ARBEITSAUFTRAG 1: Nenne bitte alle Ausdrücke, die im Seitenauszug in Anführungszeichen stehen.
ARBEITSAUFTRAG 2: Wo fand laut Seitenauszug am Sonntag die größte Kundgebung statt?

SEITENAUSZUG:
◆ ◆ ◆ ◆ ◆ ◆ ◆

Polens nationalkonservative Regierung drückt mitten im Sommer weitere umstrittene Justizreformen durch das Parlament. Kritiker sprechen gar vom "Beginn der Diktatur" und warnen vor dem Ende der Gewaltenteilung.

Warschau - In mehreren polnischen Städten hat es am Wochenende Demonstrationen für eine unabhängige Justiz gegeben. Bei der größten Kundgebung versammelten sich am Sonntag in Warschau mehrere tausend Menschen vor dem Sejm, dem Unterhaus des Parlaments.

Sie riefen nach Angaben der Nachrichtenagentur PAP "Freiheit, Gleichheit, Brüderlichkeit" und "Demokratie!". Die Proteste richteten sich gegen die umstrittenen Justizreformen der nationalkonservativen Regierung der Partei Recht und Gerechtigkeit (PiS).

◆ ◆ ◆ ◆ ◆ ◆ ◆

BEREITGESTELLTES MATERIAL:
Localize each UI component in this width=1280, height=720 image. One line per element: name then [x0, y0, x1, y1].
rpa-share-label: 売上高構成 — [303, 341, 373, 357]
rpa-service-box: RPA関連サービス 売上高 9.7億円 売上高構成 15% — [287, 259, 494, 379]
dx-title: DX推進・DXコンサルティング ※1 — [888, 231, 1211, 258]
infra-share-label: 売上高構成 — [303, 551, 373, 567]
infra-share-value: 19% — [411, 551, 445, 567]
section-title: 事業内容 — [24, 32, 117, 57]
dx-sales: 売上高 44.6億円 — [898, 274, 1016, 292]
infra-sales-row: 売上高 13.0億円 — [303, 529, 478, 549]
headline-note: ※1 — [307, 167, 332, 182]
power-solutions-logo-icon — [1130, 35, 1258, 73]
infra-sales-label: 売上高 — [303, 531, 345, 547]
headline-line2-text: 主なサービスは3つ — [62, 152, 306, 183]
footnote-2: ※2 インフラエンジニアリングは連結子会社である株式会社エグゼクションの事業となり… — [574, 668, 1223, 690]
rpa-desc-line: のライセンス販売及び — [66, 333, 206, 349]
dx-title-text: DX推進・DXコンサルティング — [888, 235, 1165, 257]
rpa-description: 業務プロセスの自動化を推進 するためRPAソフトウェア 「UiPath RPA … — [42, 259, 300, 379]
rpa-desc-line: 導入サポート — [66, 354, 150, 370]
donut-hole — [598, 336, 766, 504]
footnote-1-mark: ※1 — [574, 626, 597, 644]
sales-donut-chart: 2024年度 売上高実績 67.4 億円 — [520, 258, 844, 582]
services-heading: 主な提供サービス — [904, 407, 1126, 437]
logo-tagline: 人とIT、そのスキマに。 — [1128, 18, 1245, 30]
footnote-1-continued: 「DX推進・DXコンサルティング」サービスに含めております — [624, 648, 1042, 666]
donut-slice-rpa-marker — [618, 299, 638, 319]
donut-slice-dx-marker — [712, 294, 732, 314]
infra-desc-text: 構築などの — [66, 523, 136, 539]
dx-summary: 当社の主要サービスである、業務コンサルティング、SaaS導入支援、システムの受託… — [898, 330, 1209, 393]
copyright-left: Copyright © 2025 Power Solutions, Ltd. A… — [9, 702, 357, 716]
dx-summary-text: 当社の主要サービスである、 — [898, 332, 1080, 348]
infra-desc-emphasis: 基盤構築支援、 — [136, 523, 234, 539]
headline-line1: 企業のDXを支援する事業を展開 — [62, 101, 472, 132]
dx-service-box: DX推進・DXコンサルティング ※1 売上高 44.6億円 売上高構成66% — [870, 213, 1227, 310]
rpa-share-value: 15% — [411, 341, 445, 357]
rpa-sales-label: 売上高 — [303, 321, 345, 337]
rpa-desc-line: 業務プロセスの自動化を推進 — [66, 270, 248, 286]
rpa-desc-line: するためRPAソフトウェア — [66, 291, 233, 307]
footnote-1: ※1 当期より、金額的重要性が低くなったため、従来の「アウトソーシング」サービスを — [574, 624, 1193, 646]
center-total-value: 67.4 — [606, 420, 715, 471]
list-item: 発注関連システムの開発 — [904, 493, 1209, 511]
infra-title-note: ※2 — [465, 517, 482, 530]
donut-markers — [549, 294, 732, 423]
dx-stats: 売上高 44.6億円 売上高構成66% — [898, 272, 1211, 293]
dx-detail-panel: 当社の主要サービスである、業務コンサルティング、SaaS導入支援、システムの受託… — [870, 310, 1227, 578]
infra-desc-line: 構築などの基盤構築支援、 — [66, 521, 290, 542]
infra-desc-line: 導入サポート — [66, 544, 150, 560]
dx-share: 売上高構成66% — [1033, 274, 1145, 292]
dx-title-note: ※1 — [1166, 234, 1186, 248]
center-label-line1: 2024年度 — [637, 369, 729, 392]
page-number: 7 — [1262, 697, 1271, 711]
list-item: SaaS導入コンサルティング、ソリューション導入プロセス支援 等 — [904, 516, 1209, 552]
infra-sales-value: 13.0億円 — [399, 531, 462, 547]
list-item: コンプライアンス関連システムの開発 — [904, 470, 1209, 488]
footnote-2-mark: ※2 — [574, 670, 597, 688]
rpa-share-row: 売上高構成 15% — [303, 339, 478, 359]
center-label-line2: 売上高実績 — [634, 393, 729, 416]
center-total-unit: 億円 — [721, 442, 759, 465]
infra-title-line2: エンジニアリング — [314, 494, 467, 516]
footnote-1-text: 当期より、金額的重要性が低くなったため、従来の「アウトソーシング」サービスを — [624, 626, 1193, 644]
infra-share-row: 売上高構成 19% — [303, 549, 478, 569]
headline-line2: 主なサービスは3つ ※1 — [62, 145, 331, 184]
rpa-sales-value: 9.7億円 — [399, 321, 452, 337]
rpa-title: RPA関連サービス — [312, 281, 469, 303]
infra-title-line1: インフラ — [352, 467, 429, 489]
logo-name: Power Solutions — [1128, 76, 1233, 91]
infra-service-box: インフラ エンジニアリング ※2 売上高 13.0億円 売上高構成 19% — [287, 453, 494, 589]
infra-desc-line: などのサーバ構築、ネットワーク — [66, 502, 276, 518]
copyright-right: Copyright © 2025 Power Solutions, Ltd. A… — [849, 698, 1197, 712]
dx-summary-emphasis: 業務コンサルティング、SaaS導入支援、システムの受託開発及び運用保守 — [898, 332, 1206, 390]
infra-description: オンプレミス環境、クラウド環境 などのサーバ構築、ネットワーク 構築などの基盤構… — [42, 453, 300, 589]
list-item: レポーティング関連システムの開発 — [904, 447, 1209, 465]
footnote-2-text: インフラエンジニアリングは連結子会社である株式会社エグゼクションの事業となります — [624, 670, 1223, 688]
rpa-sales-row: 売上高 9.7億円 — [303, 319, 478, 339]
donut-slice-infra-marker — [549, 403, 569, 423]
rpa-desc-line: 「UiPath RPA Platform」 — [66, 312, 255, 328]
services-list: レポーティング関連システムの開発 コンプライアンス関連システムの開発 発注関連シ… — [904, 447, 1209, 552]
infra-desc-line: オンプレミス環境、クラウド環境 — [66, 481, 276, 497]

◆ ◆ ◆ ◆ ◆ ◆ ◆

ENDGÜLTIGE ANTWORT 1:
- "Beginn der Diktatur"
- "Freiheit, Gleichheit, Brüderlichkeit"
- "Demokratie!"

ENDGÜLTIGE ANTWORT 2: In Warschau vor dem Sejm, dem Unterhaus des Parlaments.